What is the count of lines in the listing below that hold the string "Major"? Reply with that number alone.

● ● ●

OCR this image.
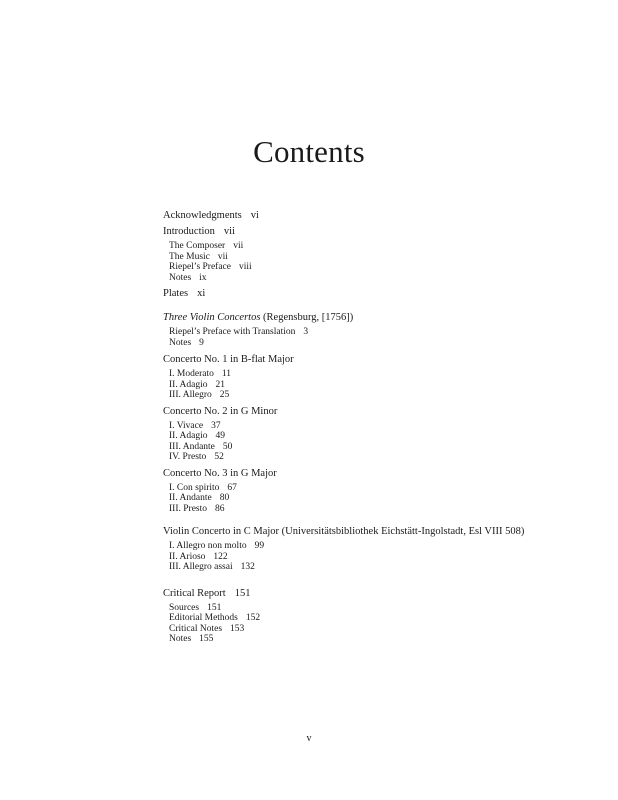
Contents
Acknowledgments vi
Introduction vii
The Composer vii
The Music vii
Riepel’s Preface viii
Notes ix
Plates xi
Three Violin Concertos (Regensburg, [1756])
Riepel’s Preface with Translation 3
Notes 9
Concerto No. 1 in B-flat Major
I. Moderato 11
II. Adagio 21
III. Allegro 25
Concerto No. 2 in G Minor
I. Vivace 37
II. Adagio 49
III. Andante 50
IV. Presto 52
Concerto No. 3 in G Major
I. Con spirito 67
II. Andante 80
III. Presto 86
Violin Concerto in C Major (Universitätsbibliothek Eichstätt-Ingolstadt, Esl VIII 508)
I. Allegro non molto 99
II. Arioso 122
III. Allegro assai 132
Critical Report 151
Sources 151
Editorial Methods 152
Critical Notes 153
Notes 155
v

● ● ●

__Response below__:
3